* **Stated goal**:
Transcribe the material word for word, but without the images.

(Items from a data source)
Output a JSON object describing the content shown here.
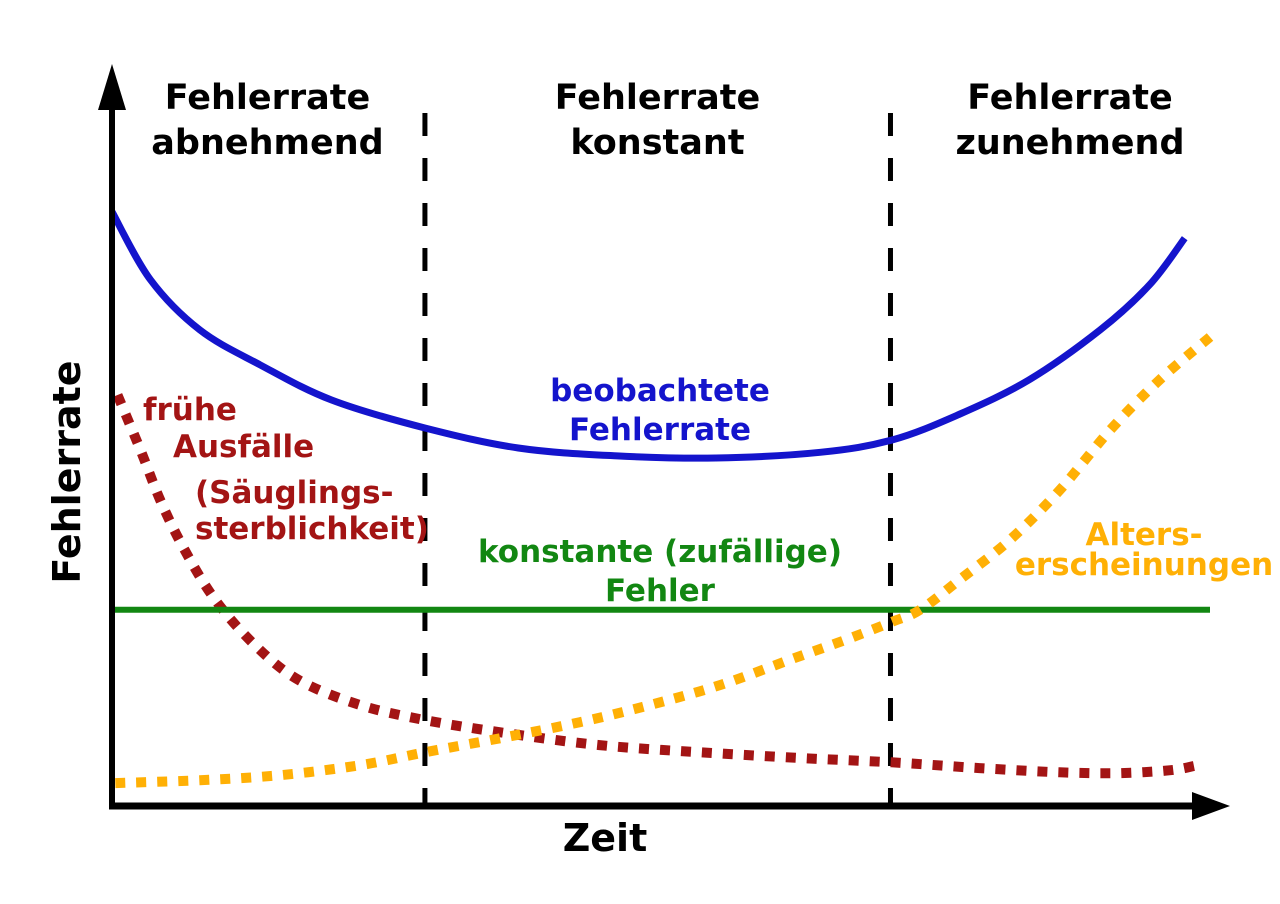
{
  "page": {
    "background": "#ffffff"
  },
  "colors": {
    "axis": "#000000",
    "header_text": "#000000",
    "observed": "#1414cc",
    "early": "#a31414",
    "constant": "#128712",
    "aging": "#ffb005"
  },
  "headers": {
    "left": [
      "Fehlerrate",
      "abnehmend"
    ],
    "middle": [
      "Fehlerrate",
      "konstant"
    ],
    "right": [
      "Fehlerrate",
      "zunehmend"
    ]
  },
  "axes": {
    "y_label": "Fehlerrate",
    "x_label": "Zeit"
  },
  "labels": {
    "observed": [
      "beobachtete",
      "Fehlerrate"
    ],
    "early": [
      "frühe",
      "Ausfälle"
    ],
    "infant": [
      "(Säuglings-",
      "sterblichkeit)"
    ],
    "constant": [
      "konstante (zufällige)",
      "Fehler"
    ],
    "aging": [
      "Alters-",
      "erscheinungen"
    ]
  },
  "chart_data": {
    "type": "line",
    "title": "",
    "xlabel": "Zeit",
    "ylabel": "Fehlerrate",
    "x_range": [
      0,
      100
    ],
    "y_range": [
      0,
      100
    ],
    "axes_quantitative": false,
    "grid": false,
    "legend_position": "inline-annotations",
    "phases": [
      "Fehlerrate abnehmend",
      "Fehlerrate konstant",
      "Fehlerrate zunehmend"
    ],
    "phase_boundaries_x": [
      28.5,
      70.9
    ],
    "series": [
      {
        "name": "beobachtete Fehlerrate",
        "color": "#1414cc",
        "style": "solid",
        "width": 7,
        "smooth": true,
        "points": [
          [
            0,
            83
          ],
          [
            3.5,
            73.5
          ],
          [
            8,
            66.5
          ],
          [
            13.5,
            61.6
          ],
          [
            20,
            56.7
          ],
          [
            28.5,
            52.8
          ],
          [
            37,
            50
          ],
          [
            46,
            48.9
          ],
          [
            55,
            48.6
          ],
          [
            64.5,
            49.4
          ],
          [
            71,
            51.1
          ],
          [
            77,
            54.6
          ],
          [
            83.5,
            59.5
          ],
          [
            90,
            66.5
          ],
          [
            94.5,
            72.8
          ],
          [
            97.7,
            79.3
          ]
        ]
      },
      {
        "name": "frühe Ausfälle (Säuglingssterblichkeit)",
        "color": "#a31414",
        "style": "dotted",
        "width": 10,
        "smooth": true,
        "points": [
          [
            0.5,
            57.4
          ],
          [
            2.6,
            49.7
          ],
          [
            4.4,
            42.7
          ],
          [
            6.6,
            35.8
          ],
          [
            9.4,
            28.8
          ],
          [
            13,
            22.5
          ],
          [
            17,
            17.6
          ],
          [
            22.6,
            14.1
          ],
          [
            28.5,
            12
          ],
          [
            35.8,
            10.2
          ],
          [
            44.4,
            8.5
          ],
          [
            53.6,
            7.5
          ],
          [
            62.7,
            6.7
          ],
          [
            71,
            6.1
          ],
          [
            79,
            5.3
          ],
          [
            86.3,
            4.7
          ],
          [
            91.8,
            4.6
          ],
          [
            96.4,
            5
          ],
          [
            98.6,
            5.6
          ]
        ]
      },
      {
        "name": "konstante (zufällige) Fehler",
        "color": "#128712",
        "style": "solid",
        "width": 6,
        "smooth": false,
        "points": [
          [
            0,
            27.4
          ],
          [
            100,
            27.4
          ]
        ]
      },
      {
        "name": "Alterserscheinungen",
        "color": "#ffb005",
        "style": "dotted",
        "width": 10,
        "smooth": true,
        "points": [
          [
            0.3,
            3.2
          ],
          [
            8,
            3.6
          ],
          [
            15.3,
            4.3
          ],
          [
            22.6,
            5.7
          ],
          [
            28.5,
            7.5
          ],
          [
            35.8,
            9.6
          ],
          [
            42.6,
            11.7
          ],
          [
            49,
            14.1
          ],
          [
            55.4,
            16.9
          ],
          [
            61.7,
            20.4
          ],
          [
            66.8,
            23.2
          ],
          [
            71,
            25.7
          ],
          [
            73.6,
            27.4
          ],
          [
            77.2,
            31.6
          ],
          [
            81.8,
            37.2
          ],
          [
            86.3,
            44.1
          ],
          [
            90.9,
            52.5
          ],
          [
            95.4,
            59.5
          ],
          [
            100,
            65.5
          ]
        ]
      }
    ]
  }
}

* **Right answer**:
Output a JSON object describing the content shown here.
{
  "page": {
    "background": "#ffffff"
  },
  "colors": {
    "axis": "#000000",
    "header_text": "#000000",
    "observed": "#1414cc",
    "early": "#a31414",
    "constant": "#128712",
    "aging": "#ffb005"
  },
  "headers": {
    "left": [
      "Fehlerrate",
      "abnehmend"
    ],
    "middle": [
      "Fehlerrate",
      "konstant"
    ],
    "right": [
      "Fehlerrate",
      "zunehmend"
    ]
  },
  "axes": {
    "y_label": "Fehlerrate",
    "x_label": "Zeit"
  },
  "labels": {
    "observed": [
      "beobachtete",
      "Fehlerrate"
    ],
    "early": [
      "frühe",
      "Ausfälle"
    ],
    "infant": [
      "(Säuglings-",
      "sterblichkeit)"
    ],
    "constant": [
      "konstante (zufällige)",
      "Fehler"
    ],
    "aging": [
      "Alters-",
      "erscheinungen"
    ]
  },
  "chart_data": {
    "type": "line",
    "title": "",
    "xlabel": "Zeit",
    "ylabel": "Fehlerrate",
    "x_range": [
      0,
      100
    ],
    "y_range": [
      0,
      100
    ],
    "axes_quantitative": false,
    "grid": false,
    "legend_position": "inline-annotations",
    "phases": [
      "Fehlerrate abnehmend",
      "Fehlerrate konstant",
      "Fehlerrate zunehmend"
    ],
    "phase_boundaries_x": [
      28.5,
      70.9
    ],
    "series": [
      {
        "name": "beobachtete Fehlerrate",
        "color": "#1414cc",
        "style": "solid",
        "width": 7,
        "smooth": true,
        "points": [
          [
            0,
            83
          ],
          [
            3.5,
            73.5
          ],
          [
            8,
            66.5
          ],
          [
            13.5,
            61.6
          ],
          [
            20,
            56.7
          ],
          [
            28.5,
            52.8
          ],
          [
            37,
            50
          ],
          [
            46,
            48.9
          ],
          [
            55,
            48.6
          ],
          [
            64.5,
            49.4
          ],
          [
            71,
            51.1
          ],
          [
            77,
            54.6
          ],
          [
            83.5,
            59.5
          ],
          [
            90,
            66.5
          ],
          [
            94.5,
            72.8
          ],
          [
            97.7,
            79.3
          ]
        ]
      },
      {
        "name": "frühe Ausfälle (Säuglingssterblichkeit)",
        "color": "#a31414",
        "style": "dotted",
        "width": 10,
        "smooth": true,
        "points": [
          [
            0.5,
            57.4
          ],
          [
            2.6,
            49.7
          ],
          [
            4.4,
            42.7
          ],
          [
            6.6,
            35.8
          ],
          [
            9.4,
            28.8
          ],
          [
            13,
            22.5
          ],
          [
            17,
            17.6
          ],
          [
            22.6,
            14.1
          ],
          [
            28.5,
            12
          ],
          [
            35.8,
            10.2
          ],
          [
            44.4,
            8.5
          ],
          [
            53.6,
            7.5
          ],
          [
            62.7,
            6.7
          ],
          [
            71,
            6.1
          ],
          [
            79,
            5.3
          ],
          [
            86.3,
            4.7
          ],
          [
            91.8,
            4.6
          ],
          [
            96.4,
            5
          ],
          [
            98.6,
            5.6
          ]
        ]
      },
      {
        "name": "konstante (zufällige) Fehler",
        "color": "#128712",
        "style": "solid",
        "width": 6,
        "smooth": false,
        "points": [
          [
            0,
            27.4
          ],
          [
            100,
            27.4
          ]
        ]
      },
      {
        "name": "Alterserscheinungen",
        "color": "#ffb005",
        "style": "dotted",
        "width": 10,
        "smooth": true,
        "points": [
          [
            0.3,
            3.2
          ],
          [
            8,
            3.6
          ],
          [
            15.3,
            4.3
          ],
          [
            22.6,
            5.7
          ],
          [
            28.5,
            7.5
          ],
          [
            35.8,
            9.6
          ],
          [
            42.6,
            11.7
          ],
          [
            49,
            14.1
          ],
          [
            55.4,
            16.9
          ],
          [
            61.7,
            20.4
          ],
          [
            66.8,
            23.2
          ],
          [
            71,
            25.7
          ],
          [
            73.6,
            27.4
          ],
          [
            77.2,
            31.6
          ],
          [
            81.8,
            37.2
          ],
          [
            86.3,
            44.1
          ],
          [
            90.9,
            52.5
          ],
          [
            95.4,
            59.5
          ],
          [
            100,
            65.5
          ]
        ]
      }
    ]
  }
}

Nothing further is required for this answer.